● SOURCE EXCERPT:

--- START ---

Labour passed a waka jumping law in 2001, but set it to expire by 2005.

National’s Justice spokeswoman Amy Adams says a new waka jumping bill will make MPs more accountable to their leaders than to voters.

Waka-jumping bills penalise or disallow candidates who were voted in as a representative of one party “jumping” between parties.

The bill under consideration allows MPs or their leaders to write to the speaker explaining that an MP is leaving a party.

If the MP is a list MP they would be forced to resign from Parliament and replaced by the next person on the list. If the MP was a local MP a by-election would be held in which the MP could stand for a different party.

This sounds reasonable to me.

List MPs get into Parliament through their party vote, so it seems logical to expect them to stay with that party as an MP. It seems ludicrous for an MP to become a list MP of one party and then to leave the party and join another, or to set up their own party.

Most electorate MPs are largely successful because of the party they are standing for. Under MMP there has never been an electorate MP elected from a party that isn’t already in Parliament. So if an electorate MP wants to leave the party they were elected with it makes sense for them to put their switch to the voters in a by-election.

But there are dangers with a party abusing this, as Brendan Horan found out in 2012 when Winston Peters dumped him from the party after “receiving substantive material that caused him to lose confidence” in Horan, who only found out after an announcement by Peters in Parliament. So Horan lost his seat.

Ironically Horan claimed his phone records had been leaked to the media – Peters has a long history of breaching privacy and making accusations under the legal protection of Parliament, but making a fuss when his privacy is breached, to the extent he is currently taking nine MPs, party staff and journalists to court alleging a leak.

In Horan’s case Peters made a complaint to the Serious Fraud Office, but Horan was eventually (in 2016) cleared by the police.

Back to the waka jumping bill. It needs Green Party support – and the Greens have been long time opponents of waka jumping legislation.

The Green Party is breaking its long-standing opposition to waka jumping legislation after getting several concessions from Justice Minister Andrew Little.

Green Party leader James Shaw said Little worked with the party to get the legislation to a point that the Greens were comfortable voting for it and ensuring it goes to select committee.

Not only is this a major change in position for the Greens, the party was embarrassed after an internal email was obtained by media.

Last month Green MP Golriz Ghahraman came under fire from political parties after Stuff obtained an internal email where she suggested some horse trading with Labour to acknowledge the fact they were changing their position on the bill.

Ghahraman had suggested the Greens demand a national “Parihaka Day” in return for their support.

National’s Adams has blasted the legislation:

“Last week the Coalition introduced what is colloquially known as ‘Waka Jumping’ legislation. It might be more accurately called the ‘Winston Peters Self Preservation Bill’ as it was clearly his bottom line for entry into the Coalition.”

“The Bill would effectively prevent individual Members of Parliament from speaking out on points of principle and policy, and ensuring the voices of their communities are heard. Worse still, it would enable party leaders to advise the Speaker that a Caucus member isn’t acting as the leader would want and then move to force that member out of Parliament.”

--- END ---

Region annotation records
--- START ---

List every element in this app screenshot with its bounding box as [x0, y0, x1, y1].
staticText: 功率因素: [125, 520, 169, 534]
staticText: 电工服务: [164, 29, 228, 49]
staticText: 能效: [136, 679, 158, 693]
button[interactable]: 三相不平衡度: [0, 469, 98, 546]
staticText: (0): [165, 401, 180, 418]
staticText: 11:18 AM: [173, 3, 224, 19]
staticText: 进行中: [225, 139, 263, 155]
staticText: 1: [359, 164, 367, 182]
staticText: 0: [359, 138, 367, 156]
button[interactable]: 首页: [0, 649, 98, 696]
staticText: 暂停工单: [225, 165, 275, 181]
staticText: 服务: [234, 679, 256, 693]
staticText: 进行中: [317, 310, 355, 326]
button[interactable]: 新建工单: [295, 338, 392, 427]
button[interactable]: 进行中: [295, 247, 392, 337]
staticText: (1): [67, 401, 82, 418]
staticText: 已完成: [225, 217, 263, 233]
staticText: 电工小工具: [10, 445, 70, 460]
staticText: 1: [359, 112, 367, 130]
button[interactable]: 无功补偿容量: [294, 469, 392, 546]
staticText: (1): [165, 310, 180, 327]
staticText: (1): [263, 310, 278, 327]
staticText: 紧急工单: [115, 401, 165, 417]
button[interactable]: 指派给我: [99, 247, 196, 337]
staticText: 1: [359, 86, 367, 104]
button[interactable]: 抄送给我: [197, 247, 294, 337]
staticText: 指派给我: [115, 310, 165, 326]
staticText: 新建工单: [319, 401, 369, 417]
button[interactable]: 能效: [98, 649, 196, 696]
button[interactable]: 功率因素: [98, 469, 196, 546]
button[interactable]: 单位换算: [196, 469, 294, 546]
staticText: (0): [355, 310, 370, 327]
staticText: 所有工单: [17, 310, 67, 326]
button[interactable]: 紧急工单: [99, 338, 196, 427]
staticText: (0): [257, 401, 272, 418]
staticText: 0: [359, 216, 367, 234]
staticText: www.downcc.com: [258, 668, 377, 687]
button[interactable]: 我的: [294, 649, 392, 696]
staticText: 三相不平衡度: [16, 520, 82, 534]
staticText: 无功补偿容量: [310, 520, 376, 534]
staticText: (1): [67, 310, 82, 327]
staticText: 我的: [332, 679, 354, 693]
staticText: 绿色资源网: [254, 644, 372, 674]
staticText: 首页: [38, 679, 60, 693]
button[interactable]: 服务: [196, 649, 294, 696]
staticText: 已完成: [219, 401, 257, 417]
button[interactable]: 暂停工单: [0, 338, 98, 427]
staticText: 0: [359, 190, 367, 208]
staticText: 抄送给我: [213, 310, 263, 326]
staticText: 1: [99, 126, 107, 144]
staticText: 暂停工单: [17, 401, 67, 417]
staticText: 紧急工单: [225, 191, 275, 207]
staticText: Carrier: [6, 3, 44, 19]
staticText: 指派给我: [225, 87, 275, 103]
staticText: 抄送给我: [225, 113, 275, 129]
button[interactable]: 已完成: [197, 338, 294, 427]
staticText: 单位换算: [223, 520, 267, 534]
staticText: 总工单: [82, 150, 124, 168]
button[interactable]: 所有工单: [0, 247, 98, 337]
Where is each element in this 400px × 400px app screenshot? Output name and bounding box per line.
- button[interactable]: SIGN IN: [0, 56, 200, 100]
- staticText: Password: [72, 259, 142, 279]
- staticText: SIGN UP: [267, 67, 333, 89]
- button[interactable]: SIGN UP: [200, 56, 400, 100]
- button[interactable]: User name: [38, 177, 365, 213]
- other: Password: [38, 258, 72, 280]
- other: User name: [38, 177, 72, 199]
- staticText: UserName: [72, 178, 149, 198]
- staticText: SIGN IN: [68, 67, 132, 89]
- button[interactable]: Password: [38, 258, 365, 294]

--- END ---

● WHAT TO WORK ON:
- 1) Reproduce the stretch of the waka jumping piece from "Waka-jumping bills penalise" through "a different party.".
- 2) In the waka jumping piece, shorten the paragraph that begins "Most electorate MPs are largely successful" while keeping its main facts.
- 3) Go on with the commentary on the waka jumping bill from its last sentence.

● THE RESULTS:
- 1)
Waka-jumping bills penalise or disallow candidates who were voted in as a representative of one party “jumping” between parties.

The bill under consideration allows MPs or their leaders to write to the speaker explaining that an MP is leaving a party.

If the MP is a list MP they would be forced to resign from Parliament and replaced by the next person on the list. If the MP was a local MP a by-election would be held in which the MP could stand for a different party.

- 2) Most electorate MPs win mainly because of their party, and under MMP no electorate MP has ever been elected from a party not already in Parliament. An electorate MP who wants to leave their party should therefore put the switch to voters in a by-election.

- 3)
“This makes individual MPs more answerable to their party leader than to the voters that elected them. Allowing party leaders to overrule the wishes of voters is fundamentally wrong.”

Adams said the bill simply aimed to keep factions within the coalition parties from speaking out about Government policy.

“Overriding democracy to entrench your own political position is an abuse of power of the worst kind.”

The Greens, normally staunch on democratic principles, are finding other principles with which to support the bill.

Shaw said while the Greens have traditionally opposed this sort of legislation, the MMP environment meant proportionality had increased as an “important principle in our Parliament”.

“It wasn’t on our list and of course we have opposed it in the past, but I think with the changes to the bill that have been made we’re preserving the principles of proportionality, which is important.”

The bill would allow proportionality to be maintained.

But does it protect list MPs from unscrupulous party leaders? There is an important principle there too.

The bill for Winston is ironically called the Electoral Integrity Amendment Bill

This bill amends the Electoral Act 1993 in order to enhance public confidence in the integrity of the electoral system by upholding the proportionality of political party representation in Parliament as determined by electors.

The Bill:

So a party leader can

…state that the parliamentary leader reasonably believes that the member of Parliament concerned has acted in a way that has distorted, and is likely to continue to distort, the proportionality of political party representation in Parliament as determined at the last general election;

They do need party caucus support:

after consideration of the conduct of the member and his or her response (if any) by the parliamentary members of the political party for which the member was elected, the parliamentary leader of that party confirms that at least two-thirds of the parliamentary members of that party agree that written notice should be given by the parliamentary leader  under section 55A(3)(b);

They must also comply with party rules – but what about a party in which the leader makes the rules?

And what about a party leader who threatens an MP with “ceasing to be parliamentary member of political party” unless the toe a particular line? Like not challenging the party leader?

NZH reported that Greens got just one concession: Greens win extra safeguard in waka-jumping bill

The Green Party would need the support of at least 75 per cent of its party members to expel an MP under a new waka-jumping bill that was introduced to Parliament yesterday.

The 75% must be a Green party rule, because the bill requires only two thirds MP support.

The Greens successfully lobbied for an extra safeguard, which is the only notable difference to the 2001 law – any decision to expel an MP from a party would have to comply with the rules of that party.

That seems like a virtually inconsequential safeguard, as the Greens have no control over rules of other parties.

What if other party MPs are also threatened that if they don’t support the expulsion the same thing could happen to them?

Should any expulsion be subject to party leaders proving the claims, or police investigations proving allegations made about the MP being chucked out of the waka?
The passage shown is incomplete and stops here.